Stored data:

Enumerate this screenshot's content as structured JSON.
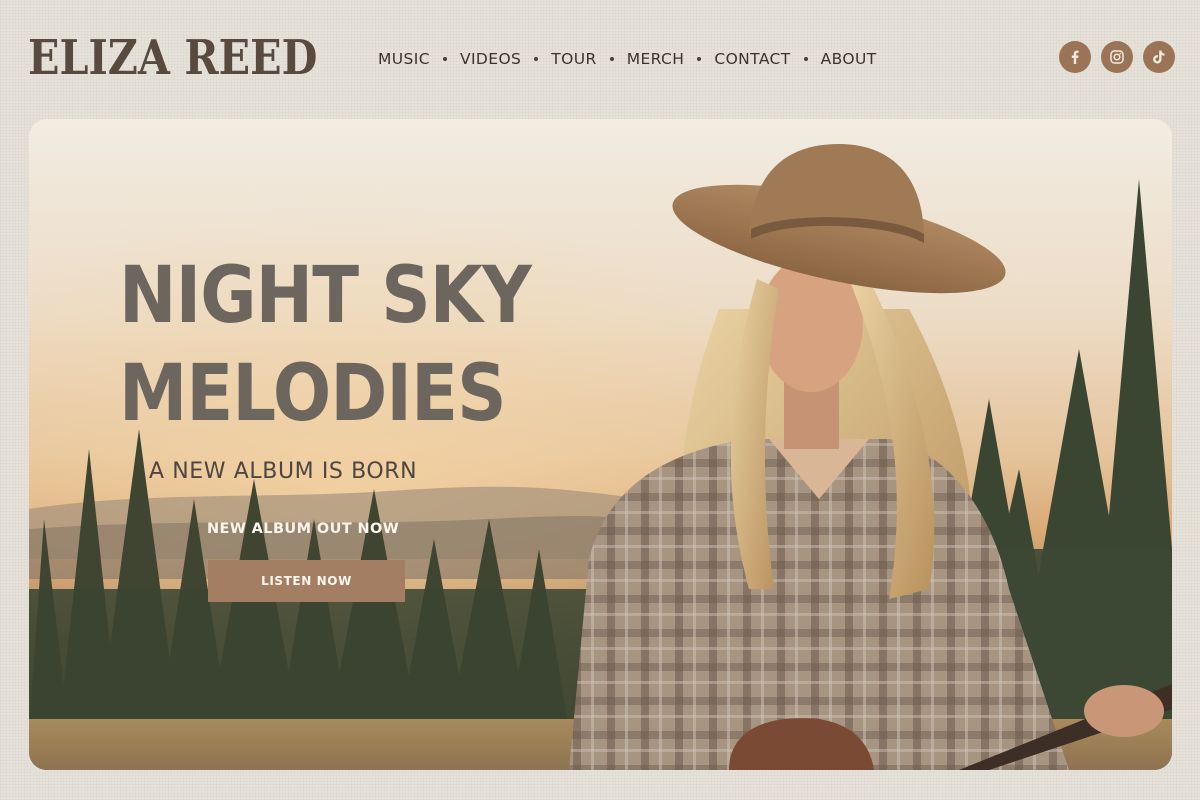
{
  "brand": {
    "name": "ELIZA REED"
  },
  "nav": {
    "items": [
      {
        "label": "MUSIC"
      },
      {
        "label": "VIDEOS"
      },
      {
        "label": "TOUR"
      },
      {
        "label": "MERCH"
      },
      {
        "label": "CONTACT"
      },
      {
        "label": "ABOUT"
      }
    ]
  },
  "socials": [
    {
      "icon": "facebook-icon"
    },
    {
      "icon": "instagram-icon"
    },
    {
      "icon": "tiktok-icon"
    }
  ],
  "hero": {
    "title_line1": "NIGHT SKY",
    "title_line2": "MELODIES",
    "subtitle": "A NEW ALBUM IS BORN",
    "note": "NEW ALBUM OUT NOW",
    "cta_label": "LISTEN NOW"
  },
  "colors": {
    "background": "#e6e1d9",
    "brand": "#594a3f",
    "accent": "#a47e63",
    "social_bg": "#9b7457",
    "title": "#6d665f"
  }
}
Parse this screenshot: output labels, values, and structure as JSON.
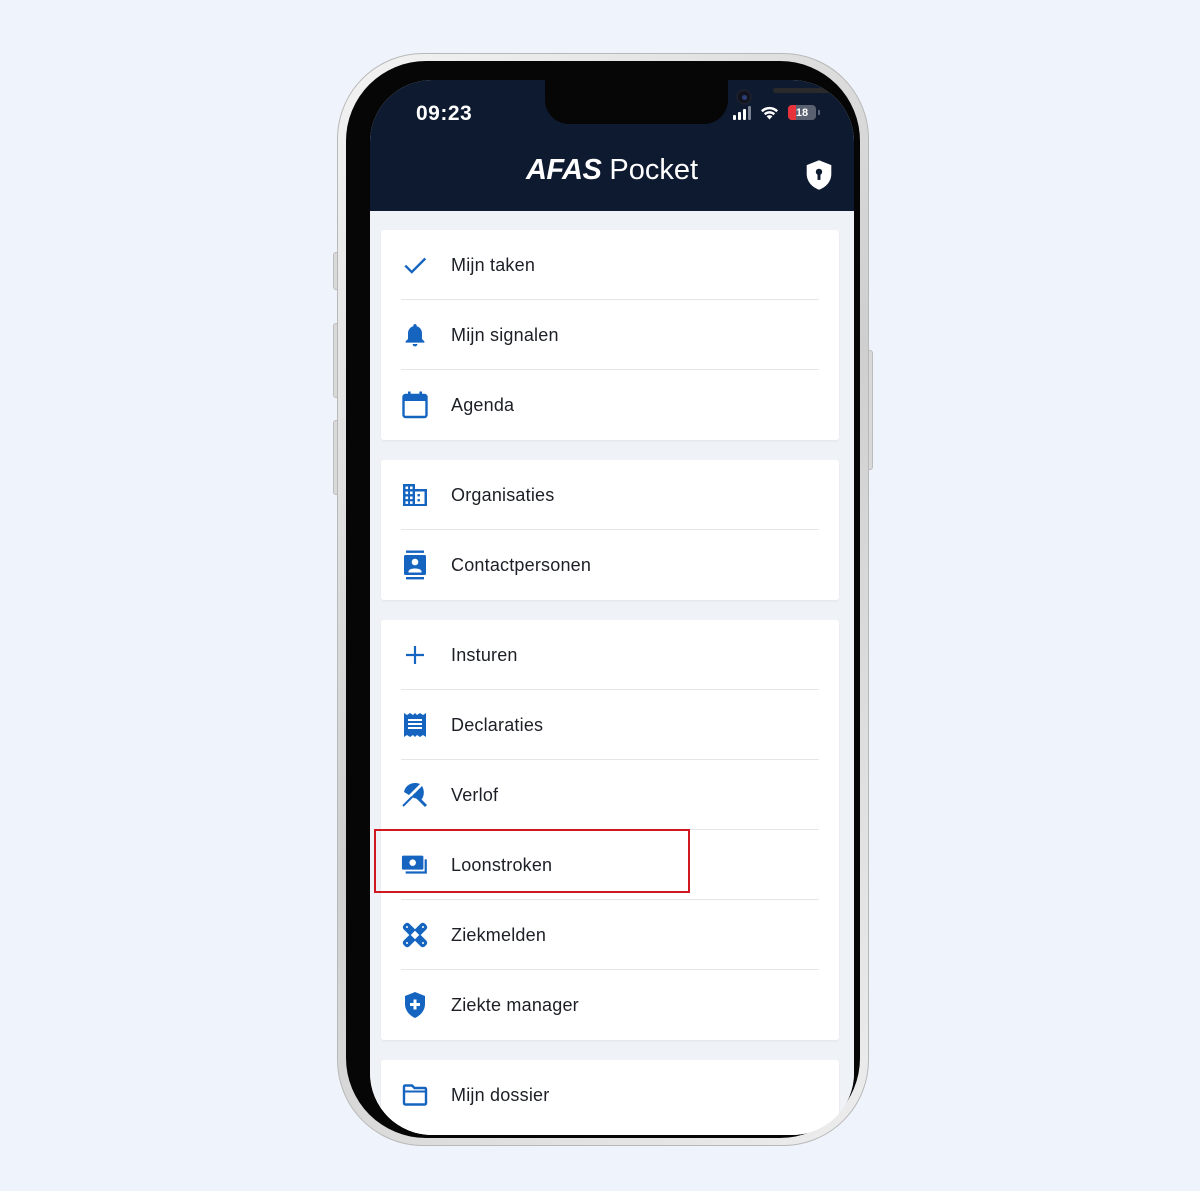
{
  "status_bar": {
    "time": "09:23",
    "battery": "18"
  },
  "header": {
    "brand": "AFAS",
    "product": "Pocket"
  },
  "menu_groups": [
    [
      {
        "label": "Mijn taken",
        "icon": "check-icon"
      },
      {
        "label": "Mijn signalen",
        "icon": "bell-icon"
      },
      {
        "label": "Agenda",
        "icon": "calendar-icon"
      }
    ],
    [
      {
        "label": "Organisaties",
        "icon": "building-icon"
      },
      {
        "label": "Contactpersonen",
        "icon": "contact-card-icon"
      }
    ],
    [
      {
        "label": "Insturen",
        "icon": "plus-icon"
      },
      {
        "label": "Declaraties",
        "icon": "receipt-icon"
      },
      {
        "label": "Verlof",
        "icon": "beach-umbrella-icon"
      },
      {
        "label": "Loonstroken",
        "icon": "payslip-money-icon"
      },
      {
        "label": "Ziekmelden",
        "icon": "bandage-icon"
      },
      {
        "label": "Ziekte manager",
        "icon": "medical-shield-icon"
      }
    ],
    [
      {
        "label": "Mijn dossier",
        "icon": "folder-icon"
      }
    ]
  ],
  "colors": {
    "header_bg": "#0e1a2f",
    "icon_blue": "#1565c0",
    "highlight_red": "#d0191e",
    "page_bg": "#eff4fc"
  }
}
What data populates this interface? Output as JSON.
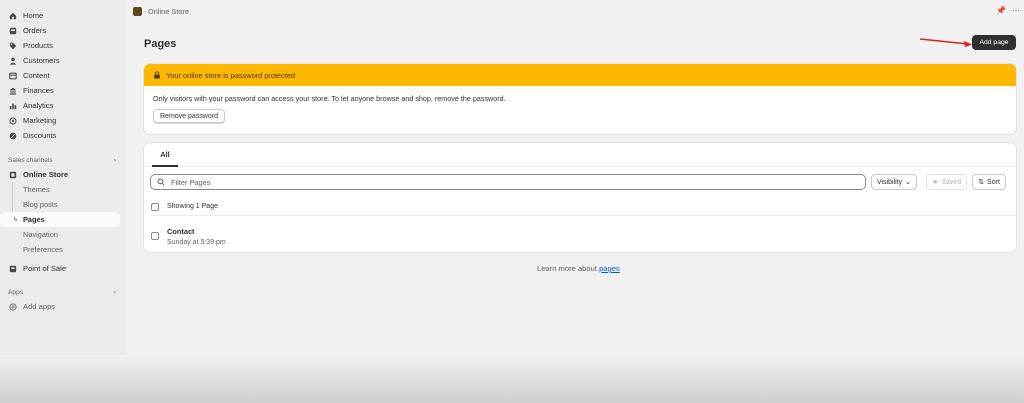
{
  "sidebar": {
    "main_items": [
      {
        "label": "Home",
        "icon": "home-icon"
      },
      {
        "label": "Orders",
        "icon": "orders-icon"
      },
      {
        "label": "Products",
        "icon": "tag-icon"
      },
      {
        "label": "Customers",
        "icon": "person-icon"
      },
      {
        "label": "Content",
        "icon": "content-icon"
      },
      {
        "label": "Finances",
        "icon": "bank-icon"
      },
      {
        "label": "Analytics",
        "icon": "chart-icon"
      },
      {
        "label": "Marketing",
        "icon": "target-icon"
      },
      {
        "label": "Discounts",
        "icon": "discount-icon"
      }
    ],
    "sales_channels_label": "Sales channels",
    "online_store": "Online Store",
    "sub_items": [
      "Themes",
      "Blog posts",
      "Pages",
      "Navigation",
      "Preferences"
    ],
    "active_sub": "Pages",
    "point_of_sale": "Point of Sale",
    "apps_label": "Apps",
    "add_apps": "Add apps"
  },
  "topbar": {
    "store_name": "Online Store"
  },
  "page": {
    "title": "Pages",
    "add_button": "Add page"
  },
  "banner": {
    "title": "Your online store is password protected",
    "body": "Only visitors with your password can access your store. To let anyone browse and shop, remove the password.",
    "button": "Remove password",
    "color": "#ffb800"
  },
  "list": {
    "tab": "All",
    "search_placeholder": "Filter Pages",
    "visibility_label": "Visibility",
    "saved_label": "Saved",
    "sort_label": "Sort",
    "showing": "Showing 1 Page",
    "rows": [
      {
        "title": "Contact",
        "subtitle": "Sunday at 5:39 pm"
      }
    ]
  },
  "footer": {
    "learn_prefix": "Learn more about",
    "learn_link": "pages"
  }
}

PROBLEM
Your copy of the data should match it exactly, except that pictures are left out.

CORRECT RESULT
Enumerate this screenshot's content as structured JSON.
{
  "brand": {
    "name": "ELIZA REED"
  },
  "nav": {
    "items": [
      {
        "label": "MUSIC"
      },
      {
        "label": "VIDEOS"
      },
      {
        "label": "TOUR"
      },
      {
        "label": "MERCH"
      },
      {
        "label": "CONTACT"
      },
      {
        "label": "ABOUT"
      }
    ]
  },
  "socials": [
    {
      "icon": "facebook-icon"
    },
    {
      "icon": "instagram-icon"
    },
    {
      "icon": "tiktok-icon"
    }
  ],
  "hero": {
    "title_line1": "NIGHT SKY",
    "title_line2": "MELODIES",
    "subtitle": "A NEW ALBUM IS BORN",
    "note": "NEW ALBUM OUT NOW",
    "cta_label": "LISTEN NOW"
  },
  "colors": {
    "background": "#e6e1d9",
    "brand": "#594a3f",
    "accent": "#a47e63",
    "social_bg": "#9b7457",
    "title": "#6d665f"
  }
}
Parse this screenshot: output labels, values, and structure as JSON.
{
  "status_bar": {
    "time": "09:23",
    "battery": "18"
  },
  "header": {
    "brand": "AFAS",
    "product": "Pocket"
  },
  "menu_groups": [
    [
      {
        "label": "Mijn taken",
        "icon": "check-icon"
      },
      {
        "label": "Mijn signalen",
        "icon": "bell-icon"
      },
      {
        "label": "Agenda",
        "icon": "calendar-icon"
      }
    ],
    [
      {
        "label": "Organisaties",
        "icon": "building-icon"
      },
      {
        "label": "Contactpersonen",
        "icon": "contact-card-icon"
      }
    ],
    [
      {
        "label": "Insturen",
        "icon": "plus-icon"
      },
      {
        "label": "Declaraties",
        "icon": "receipt-icon"
      },
      {
        "label": "Verlof",
        "icon": "beach-umbrella-icon"
      },
      {
        "label": "Loonstroken",
        "icon": "payslip-money-icon"
      },
      {
        "label": "Ziekmelden",
        "icon": "bandage-icon"
      },
      {
        "label": "Ziekte manager",
        "icon": "medical-shield-icon"
      }
    ],
    [
      {
        "label": "Mijn dossier",
        "icon": "folder-icon"
      }
    ]
  ],
  "colors": {
    "header_bg": "#0e1a2f",
    "icon_blue": "#1565c0",
    "highlight_red": "#d0191e",
    "page_bg": "#eff4fc"
  }
}
What data populates this interface? Output as JSON.
{
  "sidebar": {
    "main_items": [
      {
        "label": "Home",
        "icon": "home-icon"
      },
      {
        "label": "Orders",
        "icon": "orders-icon"
      },
      {
        "label": "Products",
        "icon": "tag-icon"
      },
      {
        "label": "Customers",
        "icon": "person-icon"
      },
      {
        "label": "Content",
        "icon": "content-icon"
      },
      {
        "label": "Finances",
        "icon": "bank-icon"
      },
      {
        "label": "Analytics",
        "icon": "chart-icon"
      },
      {
        "label": "Marketing",
        "icon": "target-icon"
      },
      {
        "label": "Discounts",
        "icon": "discount-icon"
      }
    ],
    "sales_channels_label": "Sales channels",
    "online_store": "Online Store",
    "sub_items": [
      "Themes",
      "Blog posts",
      "Pages",
      "Navigation",
      "Preferences"
    ],
    "active_sub": "Pages",
    "point_of_sale": "Point of Sale",
    "apps_label": "Apps",
    "add_apps": "Add apps"
  },
  "topbar": {
    "store_name": "Online Store"
  },
  "page": {
    "title": "Pages",
    "add_button": "Add page"
  },
  "banner": {
    "title": "Your online store is password protected",
    "body": "Only visitors with your password can access your store. To let anyone browse and shop, remove the password.",
    "button": "Remove password",
    "color": "#ffb800"
  },
  "list": {
    "tab": "All",
    "search_placeholder": "Filter Pages",
    "visibility_label": "Visibility",
    "saved_label": "Saved",
    "sort_label": "Sort",
    "showing": "Showing 1 Page",
    "rows": [
      {
        "title": "Contact",
        "subtitle": "Sunday at 5:39 pm"
      }
    ]
  },
  "footer": {
    "learn_prefix": "Learn more about",
    "learn_link": "pages"
  }
}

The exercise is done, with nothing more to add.